§ GOAL: Transcribe all the records with complete accuracy.
* Start *
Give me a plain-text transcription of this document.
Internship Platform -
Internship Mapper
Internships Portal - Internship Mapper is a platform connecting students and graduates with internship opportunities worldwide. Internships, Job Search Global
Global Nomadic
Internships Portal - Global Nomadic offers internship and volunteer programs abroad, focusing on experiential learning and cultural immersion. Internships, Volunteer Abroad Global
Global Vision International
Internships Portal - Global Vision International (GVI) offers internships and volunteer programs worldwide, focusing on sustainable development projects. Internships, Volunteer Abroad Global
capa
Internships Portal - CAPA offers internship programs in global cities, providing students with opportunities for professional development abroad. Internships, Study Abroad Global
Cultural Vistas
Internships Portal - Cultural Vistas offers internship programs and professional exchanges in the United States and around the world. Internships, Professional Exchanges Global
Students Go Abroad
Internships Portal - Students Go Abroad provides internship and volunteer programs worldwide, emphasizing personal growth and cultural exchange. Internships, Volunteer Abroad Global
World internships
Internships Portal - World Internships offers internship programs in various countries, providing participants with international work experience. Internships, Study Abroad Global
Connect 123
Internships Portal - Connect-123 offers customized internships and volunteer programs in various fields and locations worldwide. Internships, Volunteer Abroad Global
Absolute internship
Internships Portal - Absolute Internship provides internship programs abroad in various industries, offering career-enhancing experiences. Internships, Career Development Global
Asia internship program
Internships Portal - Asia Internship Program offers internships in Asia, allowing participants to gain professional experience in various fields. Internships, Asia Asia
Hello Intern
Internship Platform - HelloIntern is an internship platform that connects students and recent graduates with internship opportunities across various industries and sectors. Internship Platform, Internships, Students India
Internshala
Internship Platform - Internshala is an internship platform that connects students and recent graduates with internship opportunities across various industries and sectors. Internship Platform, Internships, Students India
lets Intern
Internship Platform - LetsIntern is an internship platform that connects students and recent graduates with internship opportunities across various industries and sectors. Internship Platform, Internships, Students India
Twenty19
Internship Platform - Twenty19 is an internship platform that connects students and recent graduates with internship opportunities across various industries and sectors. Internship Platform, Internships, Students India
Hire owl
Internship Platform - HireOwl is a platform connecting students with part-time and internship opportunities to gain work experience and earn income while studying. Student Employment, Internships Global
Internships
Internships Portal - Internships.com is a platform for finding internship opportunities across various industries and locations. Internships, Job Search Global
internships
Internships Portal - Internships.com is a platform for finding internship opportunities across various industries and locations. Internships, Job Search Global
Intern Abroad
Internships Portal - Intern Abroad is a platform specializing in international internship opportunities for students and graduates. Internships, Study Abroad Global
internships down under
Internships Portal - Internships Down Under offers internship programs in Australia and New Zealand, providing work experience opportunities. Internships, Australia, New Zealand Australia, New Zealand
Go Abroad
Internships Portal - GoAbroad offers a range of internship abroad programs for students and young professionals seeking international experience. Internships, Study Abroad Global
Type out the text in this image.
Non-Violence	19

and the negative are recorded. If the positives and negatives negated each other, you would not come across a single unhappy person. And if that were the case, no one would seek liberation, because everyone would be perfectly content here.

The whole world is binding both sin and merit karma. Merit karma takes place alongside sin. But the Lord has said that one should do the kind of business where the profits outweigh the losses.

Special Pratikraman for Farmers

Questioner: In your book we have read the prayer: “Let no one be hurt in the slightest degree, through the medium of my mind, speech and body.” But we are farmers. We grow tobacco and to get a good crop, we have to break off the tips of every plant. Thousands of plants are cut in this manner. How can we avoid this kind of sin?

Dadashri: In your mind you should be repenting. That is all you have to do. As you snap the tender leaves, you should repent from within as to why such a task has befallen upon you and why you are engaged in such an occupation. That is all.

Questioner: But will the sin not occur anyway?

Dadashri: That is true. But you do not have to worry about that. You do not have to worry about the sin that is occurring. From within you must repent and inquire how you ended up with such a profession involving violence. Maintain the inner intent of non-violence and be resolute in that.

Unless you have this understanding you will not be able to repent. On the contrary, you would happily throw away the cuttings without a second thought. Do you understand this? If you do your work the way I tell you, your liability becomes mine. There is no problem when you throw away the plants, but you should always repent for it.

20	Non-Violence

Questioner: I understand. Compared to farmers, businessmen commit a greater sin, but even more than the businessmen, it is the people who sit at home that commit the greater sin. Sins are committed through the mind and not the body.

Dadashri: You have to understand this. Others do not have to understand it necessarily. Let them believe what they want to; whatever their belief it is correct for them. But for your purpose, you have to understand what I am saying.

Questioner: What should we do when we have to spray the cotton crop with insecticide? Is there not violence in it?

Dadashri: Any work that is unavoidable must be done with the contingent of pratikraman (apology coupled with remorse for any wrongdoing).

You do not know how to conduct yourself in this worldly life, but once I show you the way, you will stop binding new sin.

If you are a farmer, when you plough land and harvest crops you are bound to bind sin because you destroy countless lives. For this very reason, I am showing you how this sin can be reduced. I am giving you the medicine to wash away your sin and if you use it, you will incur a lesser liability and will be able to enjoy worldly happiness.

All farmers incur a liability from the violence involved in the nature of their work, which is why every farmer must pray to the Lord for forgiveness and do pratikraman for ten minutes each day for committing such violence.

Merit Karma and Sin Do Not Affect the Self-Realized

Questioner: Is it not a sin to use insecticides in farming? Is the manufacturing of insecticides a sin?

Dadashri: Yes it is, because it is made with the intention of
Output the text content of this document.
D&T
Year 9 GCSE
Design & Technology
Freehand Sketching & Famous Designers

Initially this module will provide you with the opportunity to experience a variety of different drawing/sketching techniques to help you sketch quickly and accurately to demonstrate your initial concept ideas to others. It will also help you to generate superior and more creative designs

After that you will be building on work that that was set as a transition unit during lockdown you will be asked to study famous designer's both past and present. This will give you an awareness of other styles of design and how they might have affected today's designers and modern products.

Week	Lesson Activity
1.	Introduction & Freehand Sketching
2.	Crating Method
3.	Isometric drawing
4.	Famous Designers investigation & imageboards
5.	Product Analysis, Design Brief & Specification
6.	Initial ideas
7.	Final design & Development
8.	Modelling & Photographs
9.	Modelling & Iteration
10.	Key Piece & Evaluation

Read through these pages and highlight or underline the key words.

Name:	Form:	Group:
* End *
§ FINAL RESULT:
Give me a plain-text transcription of this document.
Internship Platform -
Internship Mapper
Internships Portal - Internship Mapper is a platform connecting students and graduates with internship opportunities worldwide. Internships, Job Search Global
Global Nomadic
Internships Portal - Global Nomadic offers internship and volunteer programs abroad, focusing on experiential learning and cultural immersion. Internships, Volunteer Abroad Global
Global Vision International
Internships Portal - Global Vision International (GVI) offers internships and volunteer programs worldwide, focusing on sustainable development projects. Internships, Volunteer Abroad Global
capa
Internships Portal - CAPA offers internship programs in global cities, providing students with opportunities for professional development abroad. Internships, Study Abroad Global
Cultural Vistas
Internships Portal - Cultural Vistas offers internship programs and professional exchanges in the United States and around the world. Internships, Professional Exchanges Global
Students Go Abroad
Internships Portal - Students Go Abroad provides internship and volunteer programs worldwide, emphasizing personal growth and cultural exchange. Internships, Volunteer Abroad Global
World internships
Internships Portal - World Internships offers internship programs in various countries, providing participants with international work experience. Internships, Study Abroad Global
Connect 123
Internships Portal - Connect-123 offers customized internships and volunteer programs in various fields and locations worldwide. Internships, Volunteer Abroad Global
Absolute internship
Internships Portal - Absolute Internship provides internship programs abroad in various industries, offering career-enhancing experiences. Internships, Career Development Global
Asia internship program
Internships Portal - Asia Internship Program offers internships in Asia, allowing participants to gain professional experience in various fields. Internships, Asia Asia
Hello Intern
Internship Platform - HelloIntern is an internship platform that connects students and recent graduates with internship opportunities across various industries and sectors. Internship Platform, Internships, Students India
Internshala
Internship Platform - Internshala is an internship platform that connects students and recent graduates with internship opportunities across various industries and sectors. Internship Platform, Internships, Students India
lets Intern
Internship Platform - LetsIntern is an internship platform that connects students and recent graduates with internship opportunities across various industries and sectors. Internship Platform, Internships, Students India
Twenty19
Internship Platform - Twenty19 is an internship platform that connects students and recent graduates with internship opportunities across various industries and sectors. Internship Platform, Internships, Students India
Hire owl
Internship Platform - HireOwl is a platform connecting students with part-time and internship opportunities to gain work experience and earn income while studying. Student Employment, Internships Global
Internships
Internships Portal - Internships.com is a platform for finding internship opportunities across various industries and locations. Internships, Job Search Global
internships
Internships Portal - Internships.com is a platform for finding internship opportunities across various industries and locations. Internships, Job Search Global
Intern Abroad
Internships Portal - Intern Abroad is a platform specializing in international internship opportunities for students and graduates. Internships, Study Abroad Global
internships down under
Internships Portal - Internships Down Under offers internship programs in Australia and New Zealand, providing work experience opportunities. Internships, Australia, New Zealand Australia, New Zealand
Go Abroad
Internships Portal - GoAbroad offers a range of internship abroad programs for students and young professionals seeking international experience. Internships, Study Abroad Global
Type out the text in this image.
Non-Violence	19

and the negative are recorded. If the positives and negatives negated each other, you would not come across a single unhappy person. And if that were the case, no one would seek liberation, because everyone would be perfectly content here.

The whole world is binding both sin and merit karma. Merit karma takes place alongside sin. But the Lord has said that one should do the kind of business where the profits outweigh the losses.

Special Pratikraman for Farmers

Questioner: In your book we have read the prayer: “Let no one be hurt in the slightest degree, through the medium of my mind, speech and body.” But we are farmers. We grow tobacco and to get a good crop, we have to break off the tips of every plant. Thousands of plants are cut in this manner. How can we avoid this kind of sin?

Dadashri: In your mind you should be repenting. That is all you have to do. As you snap the tender leaves, you should repent from within as to why such a task has befallen upon you and why you are engaged in such an occupation. That is all.

Questioner: But will the sin not occur anyway?

Dadashri: That is true. But you do not have to worry about that. You do not have to worry about the sin that is occurring. From within you must repent and inquire how you ended up with such a profession involving violence. Maintain the inner intent of non-violence and be resolute in that.

Unless you have this understanding you will not be able to repent. On the contrary, you would happily throw away the cuttings without a second thought. Do you understand this? If you do your work the way I tell you, your liability becomes mine. There is no problem when you throw away the plants, but you should always repent for it.

20	Non-Violence

Questioner: I understand. Compared to farmers, businessmen commit a greater sin, but even more than the businessmen, it is the people who sit at home that commit the greater sin. Sins are committed through the mind and not the body.

Dadashri: You have to understand this. Others do not have to understand it necessarily. Let them believe what they want to; whatever their belief it is correct for them. But for your purpose, you have to understand what I am saying.

Questioner: What should we do when we have to spray the cotton crop with insecticide? Is there not violence in it?

Dadashri: Any work that is unavoidable must be done with the contingent of pratikraman (apology coupled with remorse for any wrongdoing).

You do not know how to conduct yourself in this worldly life, but once I show you the way, you will stop binding new sin.

If you are a farmer, when you plough land and harvest crops you are bound to bind sin because you destroy countless lives. For this very reason, I am showing you how this sin can be reduced. I am giving you the medicine to wash away your sin and if you use it, you will incur a lesser liability and will be able to enjoy worldly happiness.

All farmers incur a liability from the violence involved in the nature of their work, which is why every farmer must pray to the Lord for forgiveness and do pratikraman for ten minutes each day for committing such violence.

Merit Karma and Sin Do Not Affect the Self-Realized

Questioner: Is it not a sin to use insecticides in farming? Is the manufacturing of insecticides a sin?

Dadashri: Yes it is, because it is made with the intention of
Output the text content of this document.
D&T
Year 9 GCSE
Design & Technology
Freehand Sketching & Famous Designers

Initially this module will provide you with the opportunity to experience a variety of different drawing/sketching techniques to help you sketch quickly and accurately to demonstrate your initial concept ideas to others. It will also help you to generate superior and more creative designs

After that you will be building on work that that was set as a transition unit during lockdown you will be asked to study famous designer's both past and present. This will give you an awareness of other styles of design and how they might have affected today's designers and modern products.

Week	Lesson Activity
1.	Introduction & Freehand Sketching
2.	Crating Method
3.	Isometric drawing
4.	Famous Designers investigation & imageboards
5.	Product Analysis, Design Brief & Specification
6.	Initial ideas
7.	Final design & Development
8.	Modelling & Photographs
9.	Modelling & Iteration
10.	Key Piece & Evaluation

Read through these pages and highlight or underline the key words.

Name:	Form:	Group:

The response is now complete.